> _EXERCISE DIRECTIONS_
Keep the pictures out of the copy and repeat the records exactly.

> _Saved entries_

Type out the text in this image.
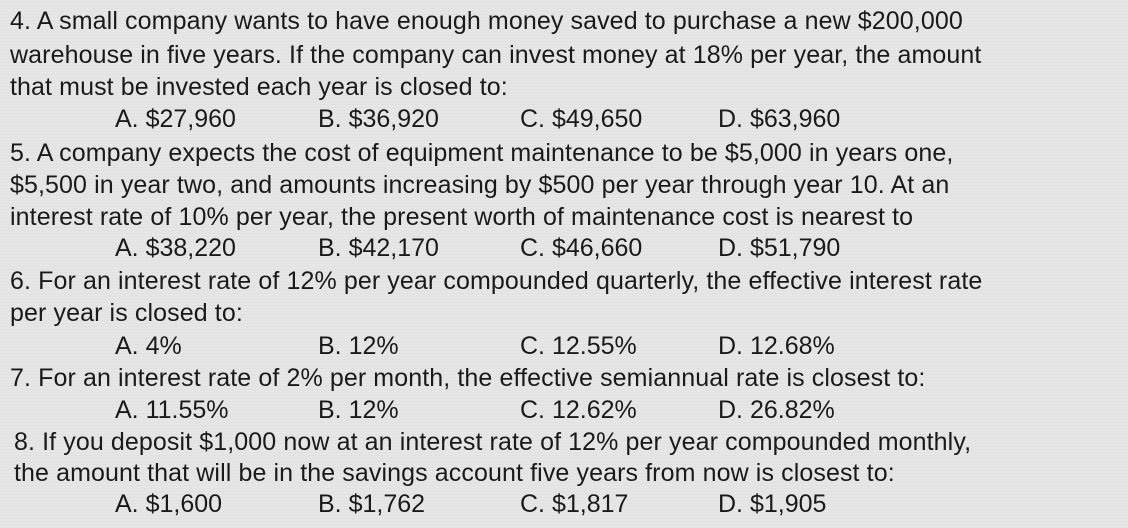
4. A small company wants to have enough money saved to purchase a new $200,000
warehouse in five years. If the company can invest money at 18% per year, the amount
that must be invested each year is closed to:
A. $27,960	B. $36,920	C. $49,650	D. $63,960
5. A company expects the cost of equipment maintenance to be $5,000 in years one,
$5,500 in year two, and amounts increasing by $500 per year through year 10. At an
interest rate of 10% per year, the present worth of maintenance cost is nearest to
A. $38,220	B. $42,170	C. $46,660	D. $51,790
6. For an interest rate of 12% per year compounded quarterly, the effective interest rate
per year is closed to:
A. 4%	B. 12%	C. 12.55%	D. 12.68%
7. For an interest rate of 2% per month, the effective semiannual rate is closest to:
A. 11.55%	B. 12%	C. 12.62%	D. 26.82%
8. If you deposit $1,000 now at an interest rate of 12% per year compounded monthly,
the amount that will be in the savings account five years from now is closest to:
A. $1,600	B. $1,762	C. $1,817	D. $1,905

> _SOLUTION_
Type out the text in this image.
4. A small company wants to have enough money saved to purchase a new $200,000
warehouse in five years. If the company can invest money at 18% per year, the amount
that must be invested each year is closed to:
A. $27,960	B. $36,920	C. $49,650	D. $63,960
5. A company expects the cost of equipment maintenance to be $5,000 in years one,
$5,500 in year two, and amounts increasing by $500 per year through year 10. At an
interest rate of 10% per year, the present worth of maintenance cost is nearest to
A. $38,220	B. $42,170	C. $46,660	D. $51,790
6. For an interest rate of 12% per year compounded quarterly, the effective interest rate
per year is closed to:
A. 4%	B. 12%	C. 12.55%	D. 12.68%
7. For an interest rate of 2% per month, the effective semiannual rate is closest to:
A. 11.55%	B. 12%	C. 12.62%	D. 26.82%
8. If you deposit $1,000 now at an interest rate of 12% per year compounded monthly,
the amount that will be in the savings account five years from now is closest to:
A. $1,600	B. $1,762	C. $1,817	D. $1,905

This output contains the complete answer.